▶ [Goal of the exercise]
Collect all lines below with the string "watermark".

▶ [Extracted data]
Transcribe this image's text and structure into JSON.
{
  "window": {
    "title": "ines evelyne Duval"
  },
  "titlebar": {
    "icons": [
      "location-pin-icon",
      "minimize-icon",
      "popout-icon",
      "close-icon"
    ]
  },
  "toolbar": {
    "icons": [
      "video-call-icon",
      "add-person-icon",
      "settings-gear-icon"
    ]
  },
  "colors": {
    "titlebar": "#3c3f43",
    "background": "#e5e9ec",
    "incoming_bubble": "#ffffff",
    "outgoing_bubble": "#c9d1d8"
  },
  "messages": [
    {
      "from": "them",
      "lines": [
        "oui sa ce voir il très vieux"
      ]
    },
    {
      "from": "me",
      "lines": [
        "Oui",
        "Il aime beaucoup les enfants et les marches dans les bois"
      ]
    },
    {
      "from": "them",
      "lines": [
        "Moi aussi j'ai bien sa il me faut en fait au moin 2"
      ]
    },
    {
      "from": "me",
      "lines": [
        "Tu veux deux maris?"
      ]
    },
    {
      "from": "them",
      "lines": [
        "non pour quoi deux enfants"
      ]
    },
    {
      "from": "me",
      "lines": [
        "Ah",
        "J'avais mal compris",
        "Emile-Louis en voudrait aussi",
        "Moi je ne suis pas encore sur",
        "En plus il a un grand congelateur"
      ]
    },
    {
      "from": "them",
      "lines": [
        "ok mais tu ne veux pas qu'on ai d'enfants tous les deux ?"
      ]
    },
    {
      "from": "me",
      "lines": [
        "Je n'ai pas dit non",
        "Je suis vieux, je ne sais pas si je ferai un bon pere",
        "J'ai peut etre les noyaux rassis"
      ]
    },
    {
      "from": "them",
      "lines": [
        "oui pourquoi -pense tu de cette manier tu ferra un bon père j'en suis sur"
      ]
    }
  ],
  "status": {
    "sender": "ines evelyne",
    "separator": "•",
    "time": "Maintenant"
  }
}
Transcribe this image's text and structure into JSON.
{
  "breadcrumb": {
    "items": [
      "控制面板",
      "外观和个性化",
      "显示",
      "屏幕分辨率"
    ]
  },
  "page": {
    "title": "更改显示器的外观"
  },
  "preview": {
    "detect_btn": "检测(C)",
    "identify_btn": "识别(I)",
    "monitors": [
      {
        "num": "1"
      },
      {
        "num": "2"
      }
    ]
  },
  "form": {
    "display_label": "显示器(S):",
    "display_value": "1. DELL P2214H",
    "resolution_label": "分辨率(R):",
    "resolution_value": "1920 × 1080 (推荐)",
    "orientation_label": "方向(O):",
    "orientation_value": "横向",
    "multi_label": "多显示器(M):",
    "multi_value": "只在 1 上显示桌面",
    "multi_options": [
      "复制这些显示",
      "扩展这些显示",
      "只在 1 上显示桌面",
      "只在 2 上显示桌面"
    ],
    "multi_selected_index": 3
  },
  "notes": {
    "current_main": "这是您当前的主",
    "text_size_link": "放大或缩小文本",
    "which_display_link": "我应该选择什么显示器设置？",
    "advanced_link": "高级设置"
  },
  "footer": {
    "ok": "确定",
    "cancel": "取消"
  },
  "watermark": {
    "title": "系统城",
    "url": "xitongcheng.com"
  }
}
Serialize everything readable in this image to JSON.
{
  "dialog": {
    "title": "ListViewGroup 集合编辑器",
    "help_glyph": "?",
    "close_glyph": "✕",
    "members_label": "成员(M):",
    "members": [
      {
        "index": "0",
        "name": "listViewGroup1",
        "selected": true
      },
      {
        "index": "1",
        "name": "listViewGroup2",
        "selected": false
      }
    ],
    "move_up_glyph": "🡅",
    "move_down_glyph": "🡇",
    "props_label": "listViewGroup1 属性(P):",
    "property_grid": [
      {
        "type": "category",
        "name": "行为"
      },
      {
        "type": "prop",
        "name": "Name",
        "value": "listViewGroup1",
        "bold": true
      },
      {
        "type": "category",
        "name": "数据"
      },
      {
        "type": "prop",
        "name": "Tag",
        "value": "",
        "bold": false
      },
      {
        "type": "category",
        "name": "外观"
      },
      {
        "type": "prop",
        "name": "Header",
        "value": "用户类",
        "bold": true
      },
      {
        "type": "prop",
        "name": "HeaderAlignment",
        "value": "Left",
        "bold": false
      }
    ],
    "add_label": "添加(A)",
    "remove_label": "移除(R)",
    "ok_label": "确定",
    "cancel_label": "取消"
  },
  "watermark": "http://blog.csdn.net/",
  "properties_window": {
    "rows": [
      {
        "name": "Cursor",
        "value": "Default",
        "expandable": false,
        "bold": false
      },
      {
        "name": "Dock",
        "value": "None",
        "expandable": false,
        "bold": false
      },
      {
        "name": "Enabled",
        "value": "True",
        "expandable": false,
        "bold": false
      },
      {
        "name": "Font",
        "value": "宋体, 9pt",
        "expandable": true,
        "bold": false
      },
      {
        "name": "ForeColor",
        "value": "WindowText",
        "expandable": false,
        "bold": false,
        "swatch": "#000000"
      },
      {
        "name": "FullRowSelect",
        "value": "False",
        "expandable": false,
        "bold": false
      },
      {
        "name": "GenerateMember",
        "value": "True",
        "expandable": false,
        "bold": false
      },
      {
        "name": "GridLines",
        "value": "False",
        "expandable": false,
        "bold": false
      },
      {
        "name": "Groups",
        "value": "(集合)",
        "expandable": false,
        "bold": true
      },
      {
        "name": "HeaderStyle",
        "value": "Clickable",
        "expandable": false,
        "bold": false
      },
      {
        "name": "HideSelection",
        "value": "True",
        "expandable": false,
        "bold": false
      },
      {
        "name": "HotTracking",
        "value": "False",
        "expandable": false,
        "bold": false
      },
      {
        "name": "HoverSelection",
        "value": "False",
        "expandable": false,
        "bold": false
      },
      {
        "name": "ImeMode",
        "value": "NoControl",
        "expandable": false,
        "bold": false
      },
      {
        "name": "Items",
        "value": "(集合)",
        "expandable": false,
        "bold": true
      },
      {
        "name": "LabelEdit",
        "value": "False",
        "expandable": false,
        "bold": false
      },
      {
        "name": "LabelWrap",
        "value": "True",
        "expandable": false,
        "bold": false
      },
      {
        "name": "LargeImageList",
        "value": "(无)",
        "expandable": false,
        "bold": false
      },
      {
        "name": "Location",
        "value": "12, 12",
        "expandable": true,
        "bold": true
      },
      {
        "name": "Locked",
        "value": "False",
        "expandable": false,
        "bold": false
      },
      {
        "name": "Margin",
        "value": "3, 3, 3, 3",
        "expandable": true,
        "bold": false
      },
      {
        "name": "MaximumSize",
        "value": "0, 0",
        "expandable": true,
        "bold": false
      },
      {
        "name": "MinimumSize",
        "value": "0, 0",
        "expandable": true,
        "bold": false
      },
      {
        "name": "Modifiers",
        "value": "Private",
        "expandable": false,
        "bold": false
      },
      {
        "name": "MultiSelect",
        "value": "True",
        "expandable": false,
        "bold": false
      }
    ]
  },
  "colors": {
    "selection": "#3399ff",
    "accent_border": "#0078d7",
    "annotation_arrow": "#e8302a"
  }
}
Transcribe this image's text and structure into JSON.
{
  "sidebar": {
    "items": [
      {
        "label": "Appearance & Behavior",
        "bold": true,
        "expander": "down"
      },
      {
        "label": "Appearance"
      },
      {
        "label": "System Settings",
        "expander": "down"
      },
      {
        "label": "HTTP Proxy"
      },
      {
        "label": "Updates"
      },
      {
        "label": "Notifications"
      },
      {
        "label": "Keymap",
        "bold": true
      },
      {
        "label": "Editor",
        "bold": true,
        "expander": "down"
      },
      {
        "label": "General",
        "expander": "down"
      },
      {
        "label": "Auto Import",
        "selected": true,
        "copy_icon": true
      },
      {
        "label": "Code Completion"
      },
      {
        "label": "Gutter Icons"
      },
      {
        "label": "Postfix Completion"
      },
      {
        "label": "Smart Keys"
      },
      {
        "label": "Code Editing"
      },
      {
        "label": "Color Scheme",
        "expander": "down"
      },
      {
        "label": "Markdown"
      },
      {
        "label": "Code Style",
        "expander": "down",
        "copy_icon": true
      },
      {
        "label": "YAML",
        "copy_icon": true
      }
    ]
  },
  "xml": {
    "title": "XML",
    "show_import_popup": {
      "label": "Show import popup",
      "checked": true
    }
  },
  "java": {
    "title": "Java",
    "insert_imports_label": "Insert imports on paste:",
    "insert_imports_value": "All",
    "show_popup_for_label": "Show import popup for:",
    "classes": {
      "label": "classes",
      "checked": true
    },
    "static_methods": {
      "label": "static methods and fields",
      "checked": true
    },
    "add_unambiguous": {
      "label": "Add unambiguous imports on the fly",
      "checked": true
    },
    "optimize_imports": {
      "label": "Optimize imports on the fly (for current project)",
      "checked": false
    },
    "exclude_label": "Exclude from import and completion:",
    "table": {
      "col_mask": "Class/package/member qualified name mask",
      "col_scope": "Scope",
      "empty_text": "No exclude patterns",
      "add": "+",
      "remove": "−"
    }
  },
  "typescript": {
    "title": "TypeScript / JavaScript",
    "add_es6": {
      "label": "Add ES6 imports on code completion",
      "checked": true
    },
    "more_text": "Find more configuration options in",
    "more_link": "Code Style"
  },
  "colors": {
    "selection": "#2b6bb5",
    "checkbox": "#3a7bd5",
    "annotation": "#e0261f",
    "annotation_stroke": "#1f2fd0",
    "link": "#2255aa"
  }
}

▶ [Result for this exercise]
  "watermark": {
  "watermark": "http://blog.csdn.net/",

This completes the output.